Directions
Only lines with the string "EURUSD" matter here; gather them from the material below.

A block of data
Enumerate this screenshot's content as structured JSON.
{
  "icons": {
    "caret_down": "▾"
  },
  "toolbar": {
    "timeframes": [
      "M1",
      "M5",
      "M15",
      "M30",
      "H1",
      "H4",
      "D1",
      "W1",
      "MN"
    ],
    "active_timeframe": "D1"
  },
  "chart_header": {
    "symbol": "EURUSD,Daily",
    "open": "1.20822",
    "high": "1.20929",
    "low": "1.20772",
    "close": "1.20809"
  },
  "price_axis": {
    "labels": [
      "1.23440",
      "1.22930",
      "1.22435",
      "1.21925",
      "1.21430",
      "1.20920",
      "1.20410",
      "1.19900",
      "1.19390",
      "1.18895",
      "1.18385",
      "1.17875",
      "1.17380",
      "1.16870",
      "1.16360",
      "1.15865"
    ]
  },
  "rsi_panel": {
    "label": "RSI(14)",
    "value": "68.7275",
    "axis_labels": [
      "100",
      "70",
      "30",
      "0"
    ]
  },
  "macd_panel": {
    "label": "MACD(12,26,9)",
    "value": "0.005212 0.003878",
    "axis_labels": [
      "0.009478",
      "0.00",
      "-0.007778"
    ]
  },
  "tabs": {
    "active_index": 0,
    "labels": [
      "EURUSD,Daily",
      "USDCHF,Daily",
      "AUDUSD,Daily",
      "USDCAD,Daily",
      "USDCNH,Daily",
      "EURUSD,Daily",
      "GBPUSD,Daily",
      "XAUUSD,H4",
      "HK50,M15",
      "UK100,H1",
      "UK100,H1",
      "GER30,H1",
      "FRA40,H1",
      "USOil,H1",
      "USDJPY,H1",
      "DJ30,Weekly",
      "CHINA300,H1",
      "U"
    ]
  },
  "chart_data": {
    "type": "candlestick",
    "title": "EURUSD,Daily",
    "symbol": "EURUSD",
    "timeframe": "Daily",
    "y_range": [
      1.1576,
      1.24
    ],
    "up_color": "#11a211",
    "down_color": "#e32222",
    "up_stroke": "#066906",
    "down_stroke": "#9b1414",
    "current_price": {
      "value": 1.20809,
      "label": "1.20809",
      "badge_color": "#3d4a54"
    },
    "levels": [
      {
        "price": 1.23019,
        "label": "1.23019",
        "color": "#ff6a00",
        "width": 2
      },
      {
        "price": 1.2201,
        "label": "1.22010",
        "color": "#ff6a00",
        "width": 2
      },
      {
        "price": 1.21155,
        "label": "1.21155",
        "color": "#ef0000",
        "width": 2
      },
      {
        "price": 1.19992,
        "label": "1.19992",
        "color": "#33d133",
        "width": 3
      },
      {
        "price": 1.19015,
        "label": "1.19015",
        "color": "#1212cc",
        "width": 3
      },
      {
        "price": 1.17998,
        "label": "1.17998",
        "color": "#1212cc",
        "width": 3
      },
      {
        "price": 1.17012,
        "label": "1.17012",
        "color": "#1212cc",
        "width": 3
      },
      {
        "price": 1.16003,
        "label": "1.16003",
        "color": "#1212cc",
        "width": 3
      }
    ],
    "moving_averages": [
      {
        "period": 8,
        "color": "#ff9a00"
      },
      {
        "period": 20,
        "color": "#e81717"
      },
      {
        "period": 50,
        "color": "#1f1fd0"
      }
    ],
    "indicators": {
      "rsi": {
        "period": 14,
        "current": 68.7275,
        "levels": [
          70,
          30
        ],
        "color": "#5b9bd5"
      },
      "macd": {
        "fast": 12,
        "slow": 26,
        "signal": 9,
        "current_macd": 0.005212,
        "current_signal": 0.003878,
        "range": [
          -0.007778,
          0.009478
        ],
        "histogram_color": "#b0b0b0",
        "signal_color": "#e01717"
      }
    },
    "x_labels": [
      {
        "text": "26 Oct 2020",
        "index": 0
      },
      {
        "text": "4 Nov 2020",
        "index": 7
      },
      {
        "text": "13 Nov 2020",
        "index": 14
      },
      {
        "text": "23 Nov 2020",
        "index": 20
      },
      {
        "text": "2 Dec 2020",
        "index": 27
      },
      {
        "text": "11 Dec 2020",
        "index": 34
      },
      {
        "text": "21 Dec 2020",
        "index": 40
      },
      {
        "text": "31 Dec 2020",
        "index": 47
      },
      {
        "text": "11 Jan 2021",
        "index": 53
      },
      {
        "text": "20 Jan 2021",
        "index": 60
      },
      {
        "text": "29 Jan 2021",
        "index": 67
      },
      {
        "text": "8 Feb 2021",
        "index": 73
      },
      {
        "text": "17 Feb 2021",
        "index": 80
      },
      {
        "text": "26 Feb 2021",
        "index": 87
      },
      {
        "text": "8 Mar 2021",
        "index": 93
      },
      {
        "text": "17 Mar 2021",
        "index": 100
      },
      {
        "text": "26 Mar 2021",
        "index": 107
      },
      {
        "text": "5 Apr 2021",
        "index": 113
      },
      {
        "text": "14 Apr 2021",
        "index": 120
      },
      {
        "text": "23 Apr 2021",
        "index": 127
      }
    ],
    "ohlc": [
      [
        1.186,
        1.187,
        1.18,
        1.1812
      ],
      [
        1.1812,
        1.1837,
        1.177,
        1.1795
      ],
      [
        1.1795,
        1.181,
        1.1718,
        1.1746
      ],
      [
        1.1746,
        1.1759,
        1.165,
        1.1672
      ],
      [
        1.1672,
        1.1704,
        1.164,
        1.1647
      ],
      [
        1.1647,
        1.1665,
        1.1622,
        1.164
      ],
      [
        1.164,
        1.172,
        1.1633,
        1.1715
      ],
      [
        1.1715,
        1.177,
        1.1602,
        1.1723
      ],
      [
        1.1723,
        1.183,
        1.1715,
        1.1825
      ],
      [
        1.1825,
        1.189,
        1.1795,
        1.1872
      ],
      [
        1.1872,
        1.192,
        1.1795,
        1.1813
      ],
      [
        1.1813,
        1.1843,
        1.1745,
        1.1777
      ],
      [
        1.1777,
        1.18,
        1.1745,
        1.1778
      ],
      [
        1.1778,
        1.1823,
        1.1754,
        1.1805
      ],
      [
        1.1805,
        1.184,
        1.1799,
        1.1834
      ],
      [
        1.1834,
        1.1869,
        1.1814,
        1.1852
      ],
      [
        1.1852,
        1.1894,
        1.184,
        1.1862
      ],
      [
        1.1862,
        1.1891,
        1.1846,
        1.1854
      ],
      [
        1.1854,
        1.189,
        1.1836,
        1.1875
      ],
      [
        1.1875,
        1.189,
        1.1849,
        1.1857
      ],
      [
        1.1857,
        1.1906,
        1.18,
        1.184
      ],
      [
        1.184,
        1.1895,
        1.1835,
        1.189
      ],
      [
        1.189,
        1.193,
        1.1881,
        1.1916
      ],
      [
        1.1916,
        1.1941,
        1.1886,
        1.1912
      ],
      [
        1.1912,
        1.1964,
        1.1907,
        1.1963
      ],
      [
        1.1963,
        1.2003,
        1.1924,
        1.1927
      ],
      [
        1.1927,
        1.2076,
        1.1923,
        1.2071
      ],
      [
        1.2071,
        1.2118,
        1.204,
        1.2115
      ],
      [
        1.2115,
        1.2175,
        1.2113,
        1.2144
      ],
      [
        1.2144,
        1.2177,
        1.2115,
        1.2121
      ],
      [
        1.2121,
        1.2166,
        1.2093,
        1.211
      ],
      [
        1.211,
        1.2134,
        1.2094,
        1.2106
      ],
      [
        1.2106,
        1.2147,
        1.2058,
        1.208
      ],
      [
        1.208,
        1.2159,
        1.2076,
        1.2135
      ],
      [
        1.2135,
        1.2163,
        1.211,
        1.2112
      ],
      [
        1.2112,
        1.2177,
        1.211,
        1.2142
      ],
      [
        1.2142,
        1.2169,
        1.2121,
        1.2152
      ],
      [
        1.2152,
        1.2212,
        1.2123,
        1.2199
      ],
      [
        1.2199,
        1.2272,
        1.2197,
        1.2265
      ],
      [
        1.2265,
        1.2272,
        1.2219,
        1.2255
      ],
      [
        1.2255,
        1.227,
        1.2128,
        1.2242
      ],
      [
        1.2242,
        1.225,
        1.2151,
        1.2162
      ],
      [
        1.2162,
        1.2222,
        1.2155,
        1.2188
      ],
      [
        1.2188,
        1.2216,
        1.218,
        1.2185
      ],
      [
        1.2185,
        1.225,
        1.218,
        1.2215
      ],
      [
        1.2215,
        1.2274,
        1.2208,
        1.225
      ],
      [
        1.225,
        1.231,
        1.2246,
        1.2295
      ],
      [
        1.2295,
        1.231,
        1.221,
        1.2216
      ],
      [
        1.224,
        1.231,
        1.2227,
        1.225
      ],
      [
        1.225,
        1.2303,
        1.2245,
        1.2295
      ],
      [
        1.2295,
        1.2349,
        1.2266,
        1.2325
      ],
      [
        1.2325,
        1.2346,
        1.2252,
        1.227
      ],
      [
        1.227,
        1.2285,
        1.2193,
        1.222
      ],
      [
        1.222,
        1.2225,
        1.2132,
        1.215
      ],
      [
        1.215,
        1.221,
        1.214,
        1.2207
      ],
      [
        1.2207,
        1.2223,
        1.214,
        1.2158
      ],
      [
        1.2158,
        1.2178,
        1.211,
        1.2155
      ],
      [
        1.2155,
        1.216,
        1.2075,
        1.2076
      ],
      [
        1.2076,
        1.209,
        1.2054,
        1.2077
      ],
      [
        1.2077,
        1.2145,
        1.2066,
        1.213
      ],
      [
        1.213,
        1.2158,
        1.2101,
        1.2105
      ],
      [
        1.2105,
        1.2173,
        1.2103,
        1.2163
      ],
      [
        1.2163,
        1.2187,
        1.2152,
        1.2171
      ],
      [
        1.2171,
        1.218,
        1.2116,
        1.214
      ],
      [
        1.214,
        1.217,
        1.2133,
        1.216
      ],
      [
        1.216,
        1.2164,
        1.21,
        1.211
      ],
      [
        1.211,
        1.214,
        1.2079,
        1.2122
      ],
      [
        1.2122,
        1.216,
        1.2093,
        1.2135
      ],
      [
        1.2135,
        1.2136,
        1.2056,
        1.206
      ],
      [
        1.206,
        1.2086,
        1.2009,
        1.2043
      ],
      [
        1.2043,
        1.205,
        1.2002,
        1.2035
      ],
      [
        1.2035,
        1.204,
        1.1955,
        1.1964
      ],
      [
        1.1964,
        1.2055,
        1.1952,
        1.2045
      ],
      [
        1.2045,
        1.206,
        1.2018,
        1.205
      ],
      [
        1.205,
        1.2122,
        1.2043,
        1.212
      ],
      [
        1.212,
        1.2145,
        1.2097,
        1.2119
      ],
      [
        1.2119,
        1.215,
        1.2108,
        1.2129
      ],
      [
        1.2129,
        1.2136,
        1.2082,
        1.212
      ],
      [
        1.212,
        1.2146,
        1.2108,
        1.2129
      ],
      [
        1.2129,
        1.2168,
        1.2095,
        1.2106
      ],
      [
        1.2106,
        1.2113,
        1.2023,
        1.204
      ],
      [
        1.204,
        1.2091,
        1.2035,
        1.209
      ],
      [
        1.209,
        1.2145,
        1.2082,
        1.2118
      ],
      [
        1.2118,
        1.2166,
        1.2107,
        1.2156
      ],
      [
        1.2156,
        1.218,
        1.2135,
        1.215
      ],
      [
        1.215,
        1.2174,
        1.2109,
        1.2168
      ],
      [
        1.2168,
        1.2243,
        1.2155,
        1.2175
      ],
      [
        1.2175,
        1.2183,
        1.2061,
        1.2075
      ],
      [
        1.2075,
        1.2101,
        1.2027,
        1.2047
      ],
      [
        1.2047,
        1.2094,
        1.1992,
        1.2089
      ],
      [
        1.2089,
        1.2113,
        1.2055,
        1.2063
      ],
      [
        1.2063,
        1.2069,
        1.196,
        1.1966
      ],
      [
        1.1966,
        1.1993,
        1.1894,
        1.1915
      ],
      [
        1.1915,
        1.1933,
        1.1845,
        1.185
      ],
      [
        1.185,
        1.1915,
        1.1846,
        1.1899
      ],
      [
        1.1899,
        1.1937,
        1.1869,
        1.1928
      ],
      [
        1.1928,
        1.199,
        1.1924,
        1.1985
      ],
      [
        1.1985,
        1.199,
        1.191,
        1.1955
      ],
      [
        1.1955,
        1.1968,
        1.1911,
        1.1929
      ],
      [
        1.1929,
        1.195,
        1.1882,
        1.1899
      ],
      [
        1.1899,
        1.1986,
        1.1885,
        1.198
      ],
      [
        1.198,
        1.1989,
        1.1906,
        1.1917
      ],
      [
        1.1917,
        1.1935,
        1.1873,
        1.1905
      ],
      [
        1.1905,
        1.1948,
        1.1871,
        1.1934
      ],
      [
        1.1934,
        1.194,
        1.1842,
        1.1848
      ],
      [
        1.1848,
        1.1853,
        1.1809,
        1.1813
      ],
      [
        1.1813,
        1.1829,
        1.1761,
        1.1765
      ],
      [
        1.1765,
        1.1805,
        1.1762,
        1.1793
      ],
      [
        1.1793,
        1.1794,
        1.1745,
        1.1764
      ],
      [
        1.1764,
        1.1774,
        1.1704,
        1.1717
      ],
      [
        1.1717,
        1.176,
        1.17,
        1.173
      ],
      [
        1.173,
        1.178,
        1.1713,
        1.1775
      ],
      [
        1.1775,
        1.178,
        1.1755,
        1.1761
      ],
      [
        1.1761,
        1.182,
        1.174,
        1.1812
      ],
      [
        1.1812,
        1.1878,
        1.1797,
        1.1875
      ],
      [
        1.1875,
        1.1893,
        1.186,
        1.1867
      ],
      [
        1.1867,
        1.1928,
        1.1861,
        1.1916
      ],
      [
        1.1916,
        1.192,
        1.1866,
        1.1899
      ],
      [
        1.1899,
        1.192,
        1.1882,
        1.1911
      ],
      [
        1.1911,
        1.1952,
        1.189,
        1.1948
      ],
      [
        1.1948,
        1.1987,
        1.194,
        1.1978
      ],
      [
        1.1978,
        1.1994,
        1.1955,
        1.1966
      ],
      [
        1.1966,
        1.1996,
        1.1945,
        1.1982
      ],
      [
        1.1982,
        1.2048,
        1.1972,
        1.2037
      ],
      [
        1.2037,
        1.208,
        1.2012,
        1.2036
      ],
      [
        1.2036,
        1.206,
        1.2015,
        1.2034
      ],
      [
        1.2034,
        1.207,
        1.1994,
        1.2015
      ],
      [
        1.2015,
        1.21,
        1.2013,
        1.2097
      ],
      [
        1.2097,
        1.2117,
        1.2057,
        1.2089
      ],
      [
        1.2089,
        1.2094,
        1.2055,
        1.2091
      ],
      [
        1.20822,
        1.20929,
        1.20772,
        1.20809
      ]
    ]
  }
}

Reply
    "symbol": "EURUSD,Daily",
      "EURUSD,Daily",
      "EURUSD,Daily",
    "title": "EURUSD,Daily",
    "symbol": "EURUSD",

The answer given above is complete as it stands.